Assignment: Please set down the data again exactly, minus the pictures.

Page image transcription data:
%%

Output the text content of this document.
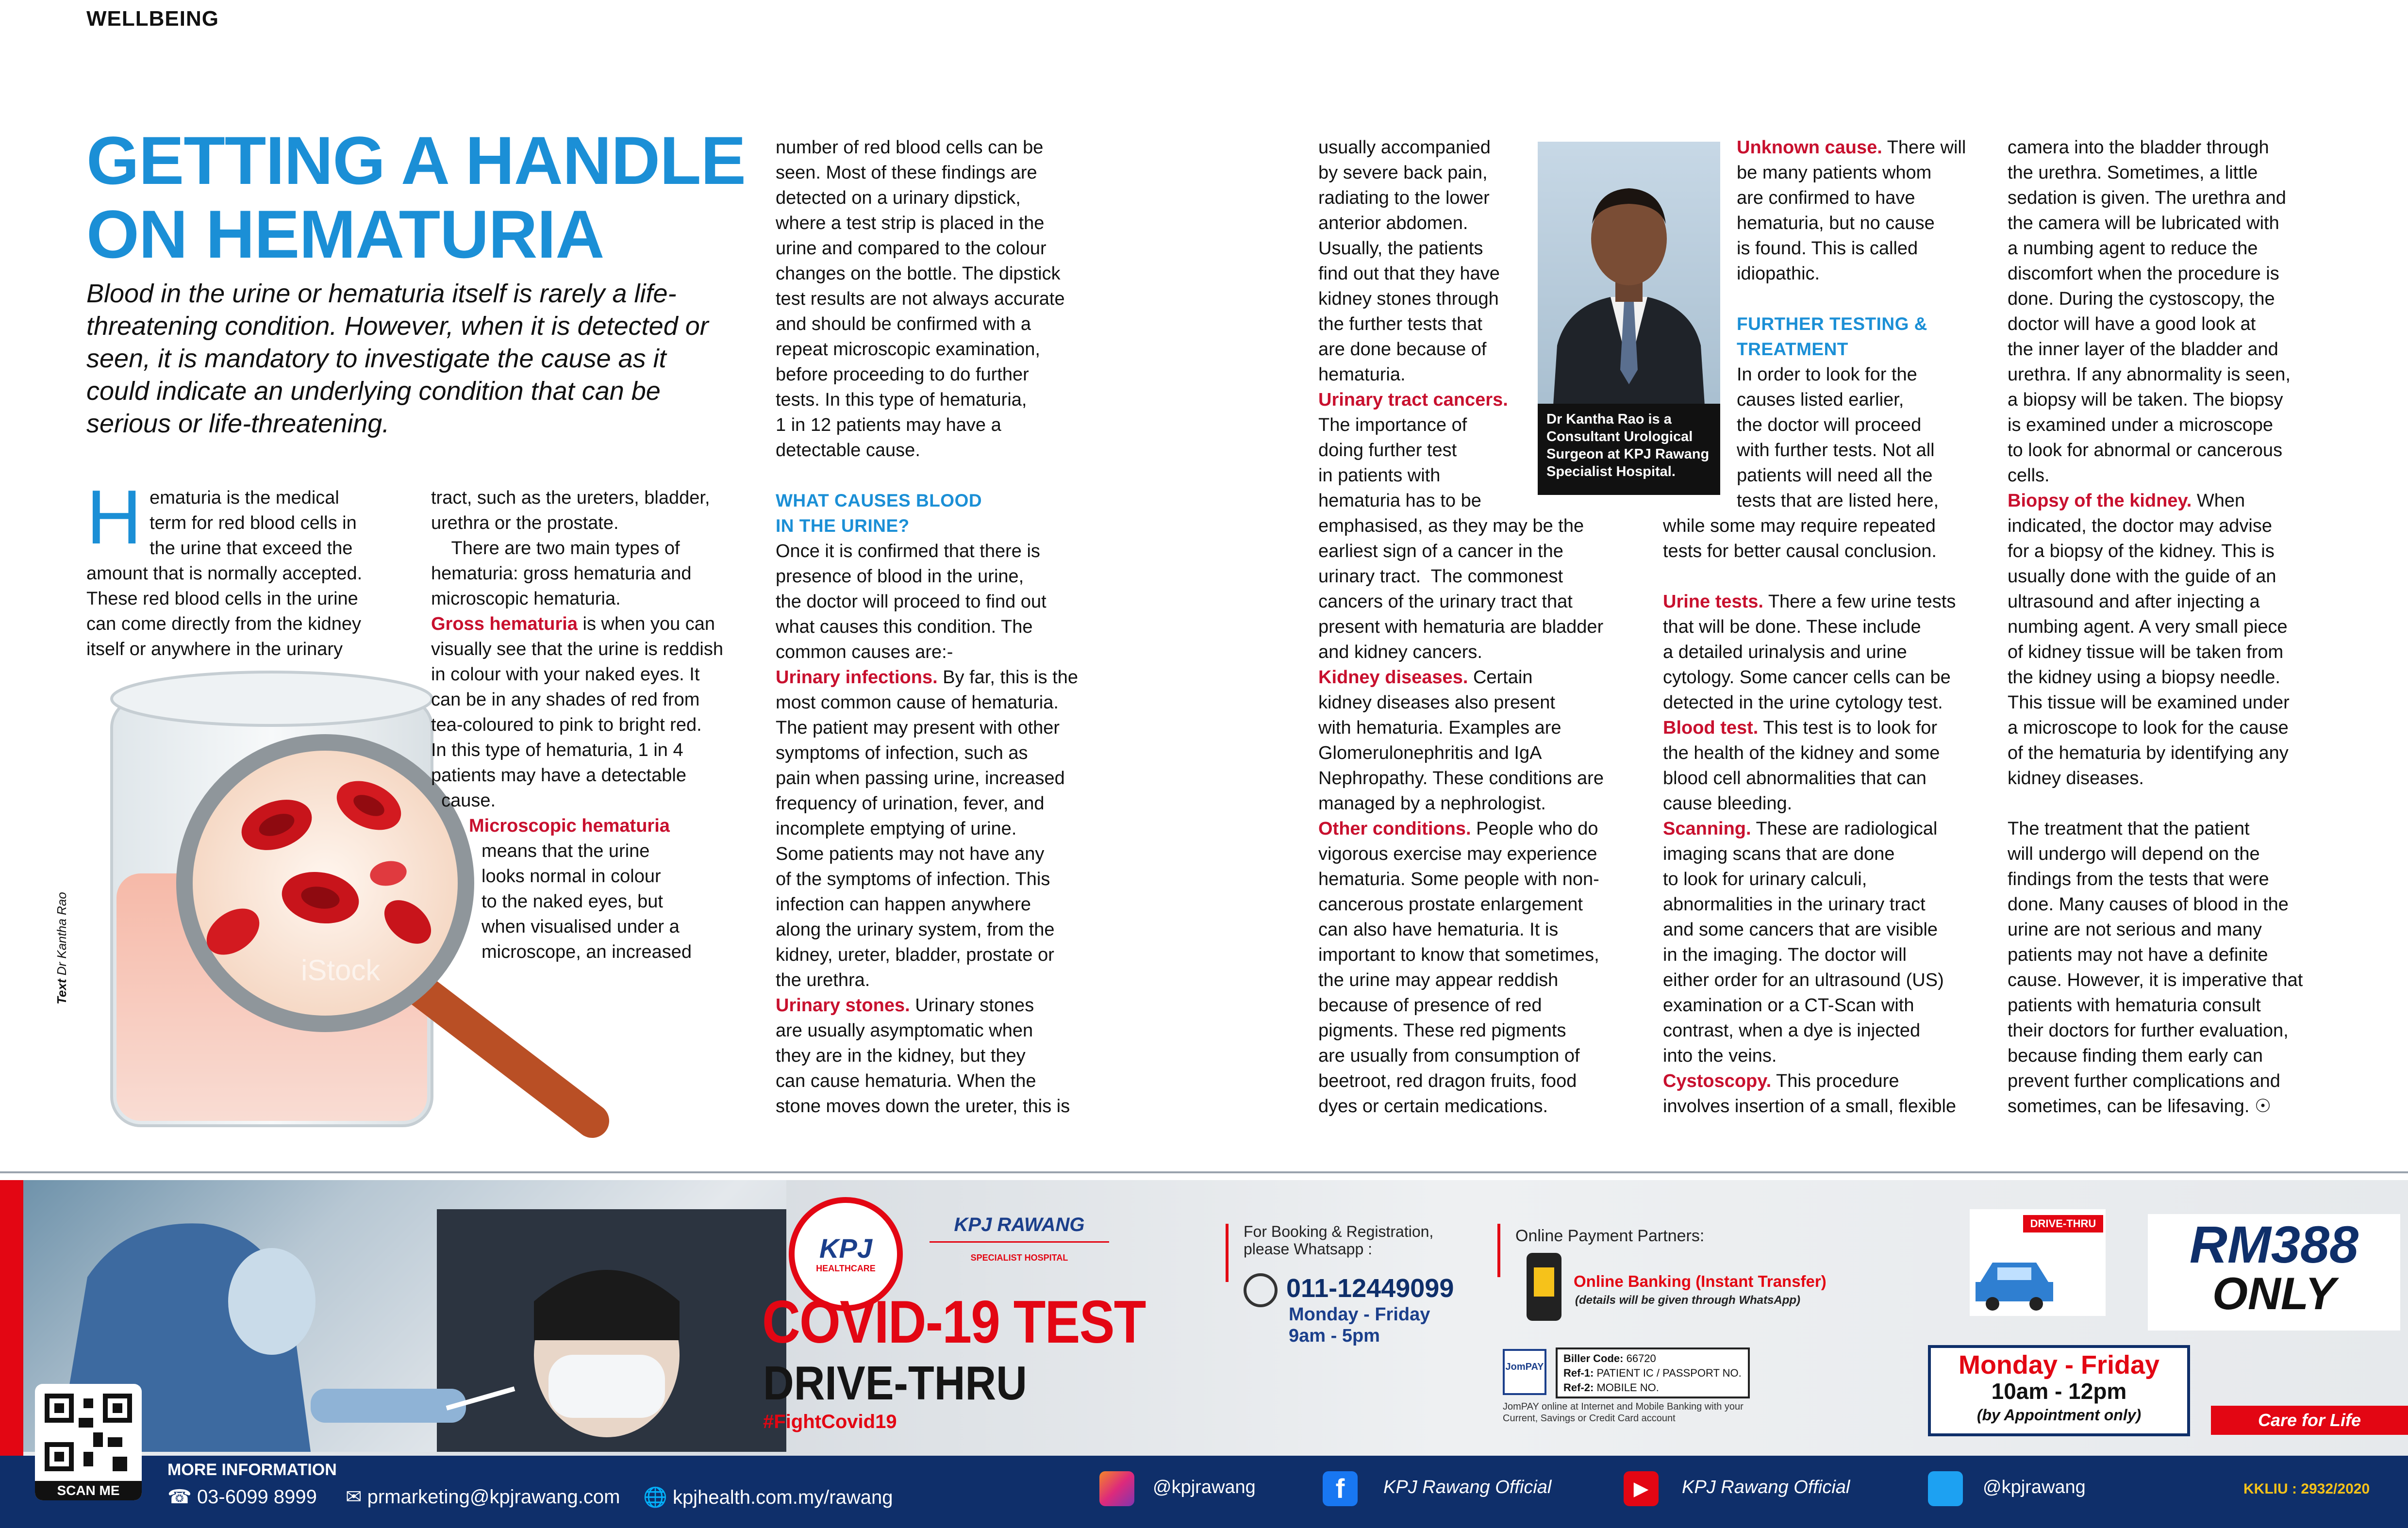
WELLBEING
GETTING A HANDLE
ON HEMATURIA

Blood in the urine or hematuria itself is rarely a life-threatening condition. However, when it is detected or seen, it is mandatory to investigate the cause as it could indicate an underlying condition that can be serious or life-threatening.

Text Dr Kantha Rao
H ematuria is the medical
term for red blood cells in
the urine that exceed the
amount that is normally accepted.
These red blood cells in the urine
can come directly from the kidney
itself or anywhere in the urinary
iStock
tract, such as the ureters, bladder,
urethra or the prostate.
There are two main types of
hematuria: gross hematuria and
microscopic hematuria.

Gross hematuria is when you can

visually see that the urine is reddish
in colour with your naked eyes. It
can be in any shades of red from
tea-coloured to pink to bright red.
In this type of hematuria, 1 in 4
patients may have a detectable
cause.

Microscopic hematuria

means that the urine
looks normal in colour
to the naked eyes, but
when visualised under a
microscope, an increased
number of red blood cells can be
seen. Most of these findings are
detected on a urinary dipstick,
where a test strip is placed in the
urine and compared to the colour
changes on the bottle. The dipstick
test results are not always accurate
and should be confirmed with a
repeat microscopic examination,
before proceeding to do further
tests. In this type of hematuria,
1 in 12 patients may have a
detectable cause.

WHAT CAUSES BLOOD
IN THE URINE?

Once it is confirmed that there is
presence of blood in the urine,
the doctor will proceed to find out
what causes this condition. The
common causes are:-

Urinary infections. By far, this is the

most common cause of hematuria.
The patient may present with other
symptoms of infection, such as
pain when passing urine, increased
frequency of urination, fever, and
incomplete emptying of urine.
Some patients may not have any
of the symptoms of infection. This
infection can happen anywhere
along the urinary system, from the
kidney, ureter, bladder, prostate or
the urethra.

Urinary stones. Urinary stones

are usually asymptomatic when
they are in the kidney, but they
can cause hematuria. When the
stone moves down the ureter, this is
usually accompanied
by severe back pain,
radiating to the lower
anterior abdomen.
Usually, the patients
find out that they have
kidney stones through
the further tests that
are done because of
hematuria.

Urinary tract cancers.

The importance of
doing further test
in patients with
hematuria has to be
emphasised, as they may be the
earliest sign of a cancer in the
urinary tract.  The commonest
cancers of the urinary tract that
present with hematuria are bladder
and kidney cancers.

Kidney diseases. Certain

kidney diseases also present
with hematuria. Examples are
Glomerulonephritis and IgA
Nephropathy. These conditions are
managed by a nephrologist.

Other conditions. People who do

vigorous exercise may experience
hematuria. Some people with non-
cancerous prostate enlargement
can also have hematuria. It is
important to know that sometimes,
the urine may appear reddish
because of presence of red
pigments. These red pigments
are usually from consumption of
beetroot, red dragon fruits, food
dyes or certain medications.
Dr Kantha Rao is a
Consultant Urological
Surgeon at KPJ Rawang
Specialist Hospital.

Unknown cause. There will

be many patients whom
are confirmed to have
hematuria, but no cause
is found. This is called
idiopathic.

FURTHER TESTING &
TREATMENT

In order to look for the
causes listed earlier,
the doctor will proceed
with further tests. Not all
patients will need all the
tests that are listed here,
while some may require repeated
tests for better causal conclusion.

Urine tests. There a few urine tests

that will be done. These include
a detailed urinalysis and urine
cytology. Some cancer cells can be
detected in the urine cytology test.

Blood test. This test is to look for

the health of the kidney and some
blood cell abnormalities that can
cause bleeding.

Scanning. These are radiological

imaging scans that are done
to look for urinary calculi,
abnormalities in the urinary tract
and some cancers that are visible
in the imaging. The doctor will
either order for an ultrasound (US)
examination or a CT-Scan with
contrast, when a dye is injected
into the veins.

Cystoscopy. This procedure

involves insertion of a small, flexible
camera into the bladder through
the urethra. Sometimes, a little
sedation is given. The urethra and
the camera will be lubricated with
a numbing agent to reduce the
discomfort when the procedure is
done. During the cystoscopy, the
doctor will have a good look at
the inner layer of the bladder and
urethra. If any abnormality is seen,
a biopsy will be taken. The biopsy
is examined under a microscope
to look for abnormal or cancerous
cells.

Biopsy of the kidney. When

indicated, the doctor may advise
for a biopsy of the kidney. This is
usually done with the guide of an
ultrasound and after injecting a
numbing agent. A very small piece
of kidney tissue will be taken from
the kidney using a biopsy needle.
This tissue will be examined under
a microscope to look for the cause
of the hematuria by identifying any
kidney diseases.
The treatment that the patient
will undergo will depend on the
findings from the tests that were
done. Many causes of blood in the
urine are not serious and many
patients may not have a definite
cause. However, it is imperative that
patients with hematuria consult
their doctors for further evaluation,
because finding them early can
prevent further complications and
sometimes, can be lifesaving. ☉
KPJ
HEALTHCARE
KPJ RAWANG
SPECIALIST HOSPITAL
COVID-19 TEST
DRIVE-THRU
#FightCovid19
For Booking & Registration,
please Whatsapp :
011-12449099
Monday - Friday
9am - 5pm
Online Payment Partners:
Online Banking (Instant Transfer)
(details will be given through WhatsApp)
JomPAY
Biller Code: 66720
Ref-1: PATIENT IC / PASSPORT NO.
Ref-2: MOBILE NO.
JomPAY online at Internet and Mobile Banking with your
Current, Savings or Credit Card account
DRIVE-THRU	RM388
ONLY
Monday - Friday
10am - 12pm
(by Appointment only)	Care for Life
SCAN ME
MORE INFORMATION
☎ 03-6099 8999 ✉ prmarketing@kpjrawang.com 🌐 kpjhealth.com.my/rawang	@kpjrawang	f	KPJ Rawang Official	▶	KPJ Rawang Official	@kpjrawang	KKLIU : 2932/2020
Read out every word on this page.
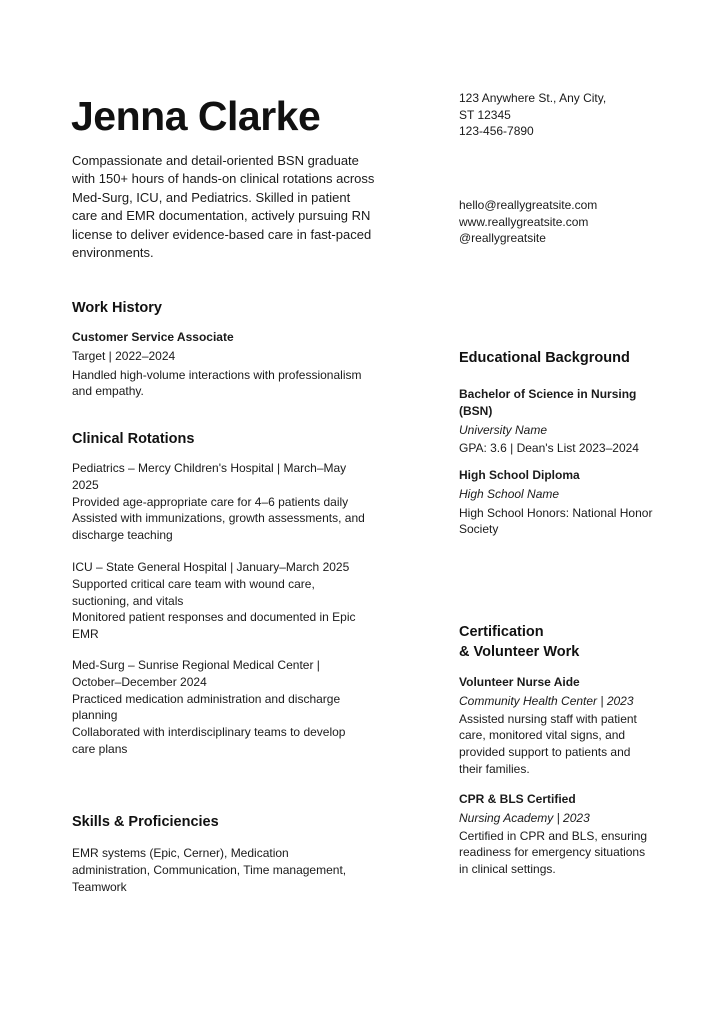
Jenna Clarke
Compassionate and detail-oriented BSN graduate with 150+ hours of hands-on clinical rotations across Med-Surg, ICU, and Pediatrics. Skilled in patient care and EMR documentation, actively pursuing RN license to deliver evidence-based care in fast-paced environments.
123 Anywhere St., Any City,
ST 12345
123-456-7890
hello@reallygreatsite.com
www.reallygreatsite.com
@reallygreatsite
Work History
Customer Service Associate
Target | 2022–2024
Handled high-volume interactions with professionalism and empathy.
Clinical Rotations
Pediatrics – Mercy Children's Hospital | March–May 2025
Provided age-appropriate care for 4–6 patients daily
Assisted with immunizations, growth assessments, and discharge teaching
ICU – State General Hospital | January–March 2025
Supported critical care team with wound care, suctioning, and vitals
Monitored patient responses and documented in Epic EMR
Med-Surg – Sunrise Regional Medical Center | October–December 2024
Practiced medication administration and discharge planning
Collaborated with interdisciplinary teams to develop care plans
Skills & Proficiencies
EMR systems (Epic, Cerner), Medication administration, Communication, Time management, Teamwork
Educational Background
Bachelor of Science in Nursing (BSN)
University Name
GPA: 3.6 | Dean's List 2023–2024
High School Diploma
High School Name
High School Honors: National Honor Society
Certification
& Volunteer Work
Volunteer Nurse Aide
Community Health Center | 2023
Assisted nursing staff with patient care, monitored vital signs, and provided support to patients and their families.
CPR & BLS Certified
Nursing Academy | 2023
Certified in CPR and BLS, ensuring readiness for emergency situations in clinical settings.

%%

Result of the task:
Output the text content of this document.
WELLBEING
GETTING A HANDLE
ON HEMATURIA

Blood in the urine or hematuria itself is rarely a life-threatening condition. However, when it is detected or seen, it is mandatory to investigate the cause as it could indicate an underlying condition that can be serious or life-threatening.

Text Dr Kantha Rao
H ematuria is the medical
term for red blood cells in
the urine that exceed the
amount that is normally accepted.
These red blood cells in the urine
can come directly from the kidney
itself or anywhere in the urinary
iStock
tract, such as the ureters, bladder,
urethra or the prostate.
There are two main types of
hematuria: gross hematuria and
microscopic hematuria.

Gross hematuria is when you can

visually see that the urine is reddish
in colour with your naked eyes. It
can be in any shades of red from
tea-coloured to pink to bright red.
In this type of hematuria, 1 in 4
patients may have a detectable
cause.

Microscopic hematuria

means that the urine
looks normal in colour
to the naked eyes, but
when visualised under a
microscope, an increased
number of red blood cells can be
seen. Most of these findings are
detected on a urinary dipstick,
where a test strip is placed in the
urine and compared to the colour
changes on the bottle. The dipstick
test results are not always accurate
and should be confirmed with a
repeat microscopic examination,
before proceeding to do further
tests. In this type of hematuria,
1 in 12 patients may have a
detectable cause.

WHAT CAUSES BLOOD
IN THE URINE?

Once it is confirmed that there is
presence of blood in the urine,
the doctor will proceed to find out
what causes this condition. The
common causes are:-

Urinary infections. By far, this is the

most common cause of hematuria.
The patient may present with other
symptoms of infection, such as
pain when passing urine, increased
frequency of urination, fever, and
incomplete emptying of urine.
Some patients may not have any
of the symptoms of infection. This
infection can happen anywhere
along the urinary system, from the
kidney, ureter, bladder, prostate or
the urethra.

Urinary stones. Urinary stones

are usually asymptomatic when
they are in the kidney, but they
can cause hematuria. When the
stone moves down the ureter, this is
usually accompanied
by severe back pain,
radiating to the lower
anterior abdomen.
Usually, the patients
find out that they have
kidney stones through
the further tests that
are done because of
hematuria.

Urinary tract cancers.

The importance of
doing further test
in patients with
hematuria has to be
emphasised, as they may be the
earliest sign of a cancer in the
urinary tract.  The commonest
cancers of the urinary tract that
present with hematuria are bladder
and kidney cancers.

Kidney diseases. Certain

kidney diseases also present
with hematuria. Examples are
Glomerulonephritis and IgA
Nephropathy. These conditions are
managed by a nephrologist.

Other conditions. People who do

vigorous exercise may experience
hematuria. Some people with non-
cancerous prostate enlargement
can also have hematuria. It is
important to know that sometimes,
the urine may appear reddish
because of presence of red
pigments. These red pigments
are usually from consumption of
beetroot, red dragon fruits, food
dyes or certain medications.
Dr Kantha Rao is a
Consultant Urological
Surgeon at KPJ Rawang
Specialist Hospital.

Unknown cause. There will

be many patients whom
are confirmed to have
hematuria, but no cause
is found. This is called
idiopathic.

FURTHER TESTING &
TREATMENT

In order to look for the
causes listed earlier,
the doctor will proceed
with further tests. Not all
patients will need all the
tests that are listed here,
while some may require repeated
tests for better causal conclusion.

Urine tests. There a few urine tests

that will be done. These include
a detailed urinalysis and urine
cytology. Some cancer cells can be
detected in the urine cytology test.

Blood test. This test is to look for

the health of the kidney and some
blood cell abnormalities that can
cause bleeding.

Scanning. These are radiological

imaging scans that are done
to look for urinary calculi,
abnormalities in the urinary tract
and some cancers that are visible
in the imaging. The doctor will
either order for an ultrasound (US)
examination or a CT-Scan with
contrast, when a dye is injected
into the veins.

Cystoscopy. This procedure

involves insertion of a small, flexible
camera into the bladder through
the urethra. Sometimes, a little
sedation is given. The urethra and
the camera will be lubricated with
a numbing agent to reduce the
discomfort when the procedure is
done. During the cystoscopy, the
doctor will have a good look at
the inner layer of the bladder and
urethra. If any abnormality is seen,
a biopsy will be taken. The biopsy
is examined under a microscope
to look for abnormal or cancerous
cells.

Biopsy of the kidney. When

indicated, the doctor may advise
for a biopsy of the kidney. This is
usually done with the guide of an
ultrasound and after injecting a
numbing agent. A very small piece
of kidney tissue will be taken from
the kidney using a biopsy needle.
This tissue will be examined under
a microscope to look for the cause
of the hematuria by identifying any
kidney diseases.
The treatment that the patient
will undergo will depend on the
findings from the tests that were
done. Many causes of blood in the
urine are not serious and many
patients may not have a definite
cause. However, it is imperative that
patients with hematuria consult
their doctors for further evaluation,
because finding them early can
prevent further complications and
sometimes, can be lifesaving. ☉
KPJ
HEALTHCARE
KPJ RAWANG
SPECIALIST HOSPITAL
COVID-19 TEST
DRIVE-THRU
#FightCovid19
For Booking & Registration,
please Whatsapp :
011-12449099
Monday - Friday
9am - 5pm
Online Payment Partners:
Online Banking (Instant Transfer)
(details will be given through WhatsApp)
JomPAY
Biller Code: 66720
Ref-1: PATIENT IC / PASSPORT NO.
Ref-2: MOBILE NO.
JomPAY online at Internet and Mobile Banking with your
Current, Savings or Credit Card account
DRIVE-THRU	RM388
ONLY
Monday - Friday
10am - 12pm
(by Appointment only)	Care for Life
SCAN ME
MORE INFORMATION
☎ 03-6099 8999 ✉ prmarketing@kpjrawang.com 🌐 kpjhealth.com.my/rawang	@kpjrawang	f	KPJ Rawang Official	▶	KPJ Rawang Official	@kpjrawang	KKLIU : 2932/2020
Read out every word on this page.
Jenna Clarke
Compassionate and detail-oriented BSN graduate with 150+ hours of hands-on clinical rotations across Med-Surg, ICU, and Pediatrics. Skilled in patient care and EMR documentation, actively pursuing RN license to deliver evidence-based care in fast-paced environments.
123 Anywhere St., Any City,
ST 12345
123-456-7890
hello@reallygreatsite.com
www.reallygreatsite.com
@reallygreatsite
Work History
Customer Service Associate
Target | 2022–2024
Handled high-volume interactions with professionalism and empathy.
Clinical Rotations
Pediatrics – Mercy Children's Hospital | March–May 2025
Provided age-appropriate care for 4–6 patients daily
Assisted with immunizations, growth assessments, and discharge teaching
ICU – State General Hospital | January–March 2025
Supported critical care team with wound care, suctioning, and vitals
Monitored patient responses and documented in Epic EMR
Med-Surg – Sunrise Regional Medical Center | October–December 2024
Practiced medication administration and discharge planning
Collaborated with interdisciplinary teams to develop care plans
Skills & Proficiencies
EMR systems (Epic, Cerner), Medication administration, Communication, Time management, Teamwork
Educational Background
Bachelor of Science in Nursing (BSN)
University Name
GPA: 3.6 | Dean's List 2023–2024
High School Diploma
High School Name
High School Honors: National Honor Society
Certification
& Volunteer Work
Volunteer Nurse Aide
Community Health Center | 2023
Assisted nursing staff with patient care, monitored vital signs, and provided support to patients and their families.
CPR & BLS Certified
Nursing Academy | 2023
Certified in CPR and BLS, ensuring readiness for emergency situations in clinical settings.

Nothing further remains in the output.